- [Records from a collection]:
Start
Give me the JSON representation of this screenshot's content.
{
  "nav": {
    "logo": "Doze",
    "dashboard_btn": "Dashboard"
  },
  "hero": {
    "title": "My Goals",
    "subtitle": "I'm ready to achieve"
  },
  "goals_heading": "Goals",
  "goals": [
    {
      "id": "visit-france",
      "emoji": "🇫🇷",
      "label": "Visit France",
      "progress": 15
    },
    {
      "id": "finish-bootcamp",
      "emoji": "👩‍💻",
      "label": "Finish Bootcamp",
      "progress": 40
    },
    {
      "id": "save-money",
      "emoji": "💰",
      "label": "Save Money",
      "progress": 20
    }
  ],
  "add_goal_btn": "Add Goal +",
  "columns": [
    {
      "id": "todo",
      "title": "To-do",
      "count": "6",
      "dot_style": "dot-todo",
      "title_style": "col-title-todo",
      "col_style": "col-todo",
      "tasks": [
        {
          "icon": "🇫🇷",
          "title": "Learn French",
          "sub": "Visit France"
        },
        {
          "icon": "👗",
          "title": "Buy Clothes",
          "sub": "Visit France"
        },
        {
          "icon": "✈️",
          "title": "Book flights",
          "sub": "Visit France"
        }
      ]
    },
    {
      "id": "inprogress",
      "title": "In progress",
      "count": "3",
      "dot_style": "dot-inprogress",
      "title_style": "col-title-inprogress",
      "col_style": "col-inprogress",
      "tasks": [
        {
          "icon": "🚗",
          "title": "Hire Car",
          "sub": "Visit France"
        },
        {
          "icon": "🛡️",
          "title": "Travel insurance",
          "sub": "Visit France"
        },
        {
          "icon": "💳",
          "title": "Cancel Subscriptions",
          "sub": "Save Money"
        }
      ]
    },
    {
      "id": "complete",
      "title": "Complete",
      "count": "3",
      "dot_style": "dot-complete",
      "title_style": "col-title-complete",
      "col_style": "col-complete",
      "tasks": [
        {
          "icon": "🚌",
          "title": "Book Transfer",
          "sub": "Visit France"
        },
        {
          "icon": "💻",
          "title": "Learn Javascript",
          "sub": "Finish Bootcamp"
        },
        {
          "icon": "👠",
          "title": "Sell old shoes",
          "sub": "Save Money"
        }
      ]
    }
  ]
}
End
- [WORK TO DO]: Repeat the entries shown above, every one, word for word.

- [TASK SOLUTION]:
Give me the JSON representation of this screenshot's content.
{
  "nav": {
    "logo": "Doze",
    "dashboard_btn": "Dashboard"
  },
  "hero": {
    "title": "My Goals",
    "subtitle": "I'm ready to achieve"
  },
  "goals_heading": "Goals",
  "goals": [
    {
      "id": "visit-france",
      "emoji": "🇫🇷",
      "label": "Visit France",
      "progress": 15
    },
    {
      "id": "finish-bootcamp",
      "emoji": "👩‍💻",
      "label": "Finish Bootcamp",
      "progress": 40
    },
    {
      "id": "save-money",
      "emoji": "💰",
      "label": "Save Money",
      "progress": 20
    }
  ],
  "add_goal_btn": "Add Goal +",
  "columns": [
    {
      "id": "todo",
      "title": "To-do",
      "count": "6",
      "dot_style": "dot-todo",
      "title_style": "col-title-todo",
      "col_style": "col-todo",
      "tasks": [
        {
          "icon": "🇫🇷",
          "title": "Learn French",
          "sub": "Visit France"
        },
        {
          "icon": "👗",
          "title": "Buy Clothes",
          "sub": "Visit France"
        },
        {
          "icon": "✈️",
          "title": "Book flights",
          "sub": "Visit France"
        }
      ]
    },
    {
      "id": "inprogress",
      "title": "In progress",
      "count": "3",
      "dot_style": "dot-inprogress",
      "title_style": "col-title-inprogress",
      "col_style": "col-inprogress",
      "tasks": [
        {
          "icon": "🚗",
          "title": "Hire Car",
          "sub": "Visit France"
        },
        {
          "icon": "🛡️",
          "title": "Travel insurance",
          "sub": "Visit France"
        },
        {
          "icon": "💳",
          "title": "Cancel Subscriptions",
          "sub": "Save Money"
        }
      ]
    },
    {
      "id": "complete",
      "title": "Complete",
      "count": "3",
      "dot_style": "dot-complete",
      "title_style": "col-title-complete",
      "col_style": "col-complete",
      "tasks": [
        {
          "icon": "🚌",
          "title": "Book Transfer",
          "sub": "Visit France"
        },
        {
          "icon": "💻",
          "title": "Learn Javascript",
          "sub": "Finish Bootcamp"
        },
        {
          "icon": "👠",
          "title": "Sell old shoes",
          "sub": "Save Money"
        }
      ]
    }
  ]
}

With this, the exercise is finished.